• The data
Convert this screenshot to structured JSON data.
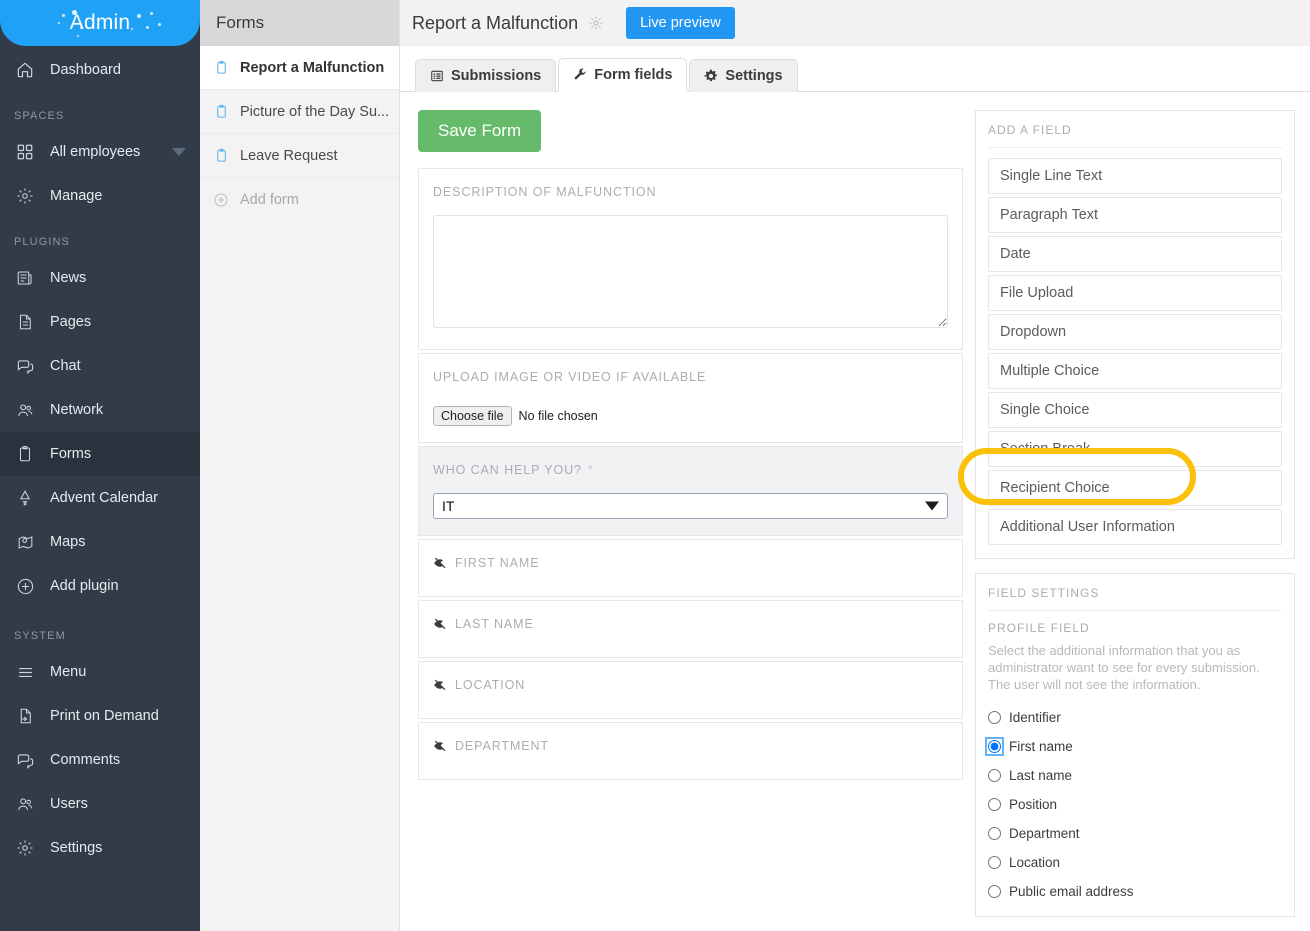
{
  "sidebar": {
    "brand": "Admin",
    "top_items": [
      {
        "label": "Dashboard",
        "icon": "home-icon"
      }
    ],
    "sections": [
      {
        "label": "SPACES",
        "items": [
          {
            "label": "All employees",
            "icon": "grid-icon",
            "caret": true
          },
          {
            "label": "Manage",
            "icon": "gear-icon"
          }
        ]
      },
      {
        "label": "PLUGINS",
        "items": [
          {
            "label": "News",
            "icon": "news-icon"
          },
          {
            "label": "Pages",
            "icon": "page-icon"
          },
          {
            "label": "Chat",
            "icon": "chat-icon"
          },
          {
            "label": "Network",
            "icon": "network-icon"
          },
          {
            "label": "Forms",
            "icon": "clipboard-icon",
            "active": true
          },
          {
            "label": "Advent Calendar",
            "icon": "tree-icon"
          },
          {
            "label": "Maps",
            "icon": "map-pin-icon"
          },
          {
            "label": "Add plugin",
            "icon": "plus-circle-icon"
          }
        ]
      },
      {
        "label": "SYSTEM",
        "items": [
          {
            "label": "Menu",
            "icon": "hamburger-icon"
          },
          {
            "label": "Print on Demand",
            "icon": "print-page-icon"
          },
          {
            "label": "Comments",
            "icon": "comments-icon"
          },
          {
            "label": "Users",
            "icon": "users-icon"
          },
          {
            "label": "Settings",
            "icon": "gear-icon"
          }
        ]
      }
    ]
  },
  "forms_panel": {
    "header": "Forms",
    "items": [
      {
        "label": "Report a Malfunction",
        "selected": true
      },
      {
        "label": "Picture of the Day Su...",
        "selected": false
      },
      {
        "label": "Leave Request",
        "selected": false
      }
    ],
    "add_label": "Add form"
  },
  "header": {
    "title": "Report a Malfunction",
    "settings_icon": "gear-icon",
    "live_preview_label": "Live preview"
  },
  "tabs": [
    {
      "label": "Submissions",
      "icon": "list-icon",
      "active": false
    },
    {
      "label": "Form fields",
      "icon": "wrench-icon",
      "active": true
    },
    {
      "label": "Settings",
      "icon": "gear-icon",
      "active": false
    }
  ],
  "form_editor": {
    "save_label": "Save Form",
    "fields": [
      {
        "type": "textarea",
        "label": "DESCRIPTION OF MALFUNCTION",
        "value": ""
      },
      {
        "type": "file",
        "label": "UPLOAD IMAGE OR VIDEO IF AVAILABLE",
        "button_label": "Choose file",
        "status": "No file chosen"
      },
      {
        "type": "dropdown",
        "label": "WHO CAN HELP YOU?",
        "required_mark": "*",
        "selected": "IT",
        "shaded": true
      },
      {
        "type": "profile",
        "label": "FIRST NAME",
        "icon": "eye-slash-icon"
      },
      {
        "type": "profile",
        "label": "LAST NAME",
        "icon": "eye-slash-icon"
      },
      {
        "type": "profile",
        "label": "LOCATION",
        "icon": "eye-slash-icon"
      },
      {
        "type": "profile",
        "label": "DEPARTMENT",
        "icon": "eye-slash-icon"
      }
    ]
  },
  "add_field_panel": {
    "title": "ADD A FIELD",
    "options": [
      "Single Line Text",
      "Paragraph Text",
      "Date",
      "File Upload",
      "Dropdown",
      "Multiple Choice",
      "Single Choice",
      "Section Break",
      "Recipient Choice",
      "Additional User Information"
    ],
    "highlighted": "Additional User Information",
    "highlight_color": "#fbc009"
  },
  "field_settings": {
    "title": "FIELD SETTINGS",
    "section_label": "PROFILE FIELD",
    "description": "Select the additional information that you as administrator want to see for every submission. The user will not see the information.",
    "options": [
      {
        "label": "Identifier",
        "checked": false
      },
      {
        "label": "First name",
        "checked": true
      },
      {
        "label": "Last name",
        "checked": false
      },
      {
        "label": "Position",
        "checked": false
      },
      {
        "label": "Department",
        "checked": false
      },
      {
        "label": "Location",
        "checked": false
      },
      {
        "label": "Public email address",
        "checked": false
      }
    ]
  },
  "colors": {
    "brand_blue": "#1fa2f5",
    "sidebar_bg": "#323b48",
    "save_green": "#66bb6a",
    "highlight_yellow": "#fbc009",
    "accent_blue": "#2196f3"
  }
}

• Exercise prompt
Pick out every line holding the string "Choice" and return it.

• Right answer
      "Multiple Choice",
      "Single Choice",
      "Recipient Choice",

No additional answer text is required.